→ **EXTRACT PROVIDED**
──────
Cherry Picking in the Okanagan – Author Q&A by Andrew Shephard
Sorry if this appears rude, but why would I
want to read about picking cherries?
Fair
question. Well, the book is not a guide to picking cherries, but there is a lot
of fruit in it. And water. It’s a novel set in a camp for migrant fruit pickers
beside Lake Okanagan in Canada. The workers are a mixed bunch of French
Canadians, US draft dodgers, First Nation people, and Indians from India. A
couple of English students, Lionel and Walker, get work there in the summer of
1976. They take a fancy to three young French Canadian women, two of whom are
sisters. Four decades later, Lionel has become a senior politician and Claudette,
the younger of the sisters, accuses Lionel of rape.
Why did you choose the Okanagan Valley for the
setting?
Travelling
through Canada in the 1970s I camped for the night in small place called Oyama.
The next morning, there were two people already hitching at the highway
junction so I went into a café for breakfast. I asked if anyone knew where I could
get work. A guy with a pick-up full of hay bales offered to drive me to an
orchard where he knew the foreman. The foreman first offered me a beer and then
a job. We talked and drank beer all morning and then I helped pick-up man with
his second load of hay. The landscape, the community of pickers, the hard grind
of labour, and the fascination of a lake with unplumbed depths have stayed with
me. Writing the novel enabled me to go back there and re-inhabit a time and a
place in my mind. Looking at Google Earth now, the setting has gone – the lake
is lined with fancy villas and the road is tarmac.
You seem to have a large cast, but who is the
main character?
The story
is told by Walker. For him, it is a rite of passage story, and he returns to university
a changed man. But with the allegations against his former friend Lionel, his
personal story becomes a wider one. He thought of Lionel as an attractive,
irritating rogue, but in recalling his experiences to a journalist he begins to
question his own interpretation. Was there always an elephant on the table, or
in this case, a monster in the lake?
How are you promoting the book in this time of
restrictions? Have you done a virtual book launch?
──────
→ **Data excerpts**

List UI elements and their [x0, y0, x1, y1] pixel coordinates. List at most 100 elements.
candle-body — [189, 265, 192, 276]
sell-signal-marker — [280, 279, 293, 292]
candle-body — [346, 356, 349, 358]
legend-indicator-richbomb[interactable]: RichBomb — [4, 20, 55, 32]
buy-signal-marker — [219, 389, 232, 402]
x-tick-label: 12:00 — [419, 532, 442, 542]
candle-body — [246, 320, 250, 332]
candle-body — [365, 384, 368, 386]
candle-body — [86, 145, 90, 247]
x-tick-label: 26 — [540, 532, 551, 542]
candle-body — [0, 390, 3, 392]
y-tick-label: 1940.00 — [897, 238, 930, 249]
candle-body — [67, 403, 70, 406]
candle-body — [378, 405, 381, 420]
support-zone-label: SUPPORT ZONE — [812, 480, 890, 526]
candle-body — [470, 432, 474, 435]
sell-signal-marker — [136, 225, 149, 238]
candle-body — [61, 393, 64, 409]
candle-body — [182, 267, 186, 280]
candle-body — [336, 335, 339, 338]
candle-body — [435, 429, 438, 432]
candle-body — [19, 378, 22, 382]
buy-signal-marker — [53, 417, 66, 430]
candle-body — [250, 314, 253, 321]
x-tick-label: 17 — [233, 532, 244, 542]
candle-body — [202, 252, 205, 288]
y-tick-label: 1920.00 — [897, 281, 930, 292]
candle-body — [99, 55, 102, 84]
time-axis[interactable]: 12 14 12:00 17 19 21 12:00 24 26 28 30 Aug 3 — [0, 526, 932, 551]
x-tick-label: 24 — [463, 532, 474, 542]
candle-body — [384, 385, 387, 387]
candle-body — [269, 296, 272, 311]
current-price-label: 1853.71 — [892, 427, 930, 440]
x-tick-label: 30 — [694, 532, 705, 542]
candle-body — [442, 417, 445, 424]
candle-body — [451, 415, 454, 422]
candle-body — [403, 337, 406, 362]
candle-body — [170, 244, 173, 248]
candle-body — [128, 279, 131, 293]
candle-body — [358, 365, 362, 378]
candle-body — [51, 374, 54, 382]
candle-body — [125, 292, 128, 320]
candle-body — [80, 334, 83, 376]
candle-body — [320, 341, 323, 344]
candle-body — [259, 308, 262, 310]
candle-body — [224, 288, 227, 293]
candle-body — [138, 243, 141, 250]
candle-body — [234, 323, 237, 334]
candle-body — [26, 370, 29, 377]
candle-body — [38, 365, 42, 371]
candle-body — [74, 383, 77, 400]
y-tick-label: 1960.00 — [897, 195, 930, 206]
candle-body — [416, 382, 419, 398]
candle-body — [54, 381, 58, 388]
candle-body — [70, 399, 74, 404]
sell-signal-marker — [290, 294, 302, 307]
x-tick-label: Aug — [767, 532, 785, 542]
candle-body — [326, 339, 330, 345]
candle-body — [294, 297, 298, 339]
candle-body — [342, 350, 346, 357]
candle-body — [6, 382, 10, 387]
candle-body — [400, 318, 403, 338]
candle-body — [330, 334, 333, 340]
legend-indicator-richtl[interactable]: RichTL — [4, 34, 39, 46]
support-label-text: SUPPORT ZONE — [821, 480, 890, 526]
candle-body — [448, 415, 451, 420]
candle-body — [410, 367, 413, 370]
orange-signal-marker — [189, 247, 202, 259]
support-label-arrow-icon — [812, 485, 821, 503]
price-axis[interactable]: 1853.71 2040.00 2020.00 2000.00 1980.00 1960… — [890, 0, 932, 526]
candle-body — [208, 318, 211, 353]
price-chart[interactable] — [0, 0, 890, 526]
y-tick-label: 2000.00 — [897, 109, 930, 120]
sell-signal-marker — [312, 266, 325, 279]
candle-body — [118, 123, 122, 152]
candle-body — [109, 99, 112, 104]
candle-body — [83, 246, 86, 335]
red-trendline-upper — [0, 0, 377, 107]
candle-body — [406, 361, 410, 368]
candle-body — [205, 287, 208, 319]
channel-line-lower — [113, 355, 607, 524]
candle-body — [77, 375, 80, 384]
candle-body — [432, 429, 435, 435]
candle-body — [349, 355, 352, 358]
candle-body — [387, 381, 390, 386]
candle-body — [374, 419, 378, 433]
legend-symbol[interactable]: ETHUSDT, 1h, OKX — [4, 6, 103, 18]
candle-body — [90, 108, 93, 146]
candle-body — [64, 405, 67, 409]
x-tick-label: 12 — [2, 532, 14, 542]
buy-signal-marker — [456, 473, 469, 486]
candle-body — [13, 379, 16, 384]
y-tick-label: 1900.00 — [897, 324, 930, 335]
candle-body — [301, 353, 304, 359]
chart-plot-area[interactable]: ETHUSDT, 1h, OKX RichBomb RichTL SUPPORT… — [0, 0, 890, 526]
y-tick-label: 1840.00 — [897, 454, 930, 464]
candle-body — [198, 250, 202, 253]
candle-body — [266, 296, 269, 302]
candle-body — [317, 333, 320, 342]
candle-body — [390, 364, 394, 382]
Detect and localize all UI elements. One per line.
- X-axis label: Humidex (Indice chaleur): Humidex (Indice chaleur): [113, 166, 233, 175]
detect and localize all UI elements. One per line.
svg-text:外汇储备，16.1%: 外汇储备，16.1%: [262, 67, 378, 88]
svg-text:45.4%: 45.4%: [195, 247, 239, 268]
──────
→ **ASSIGNMENT**
Summarize the author Q&A in two sentences. The records come from a separate source.

→ **ANSWER**
The novel is set in a camp for migrant fruit pickers beside Lake Okanagan in Canada, where English students Lionel and Walker work in the summer of 1976. Four decades later, Claudette accuses Lionel, now a senior politician, of rape, and Walker, who tells the story, begins to question his own interpretation of his former friend.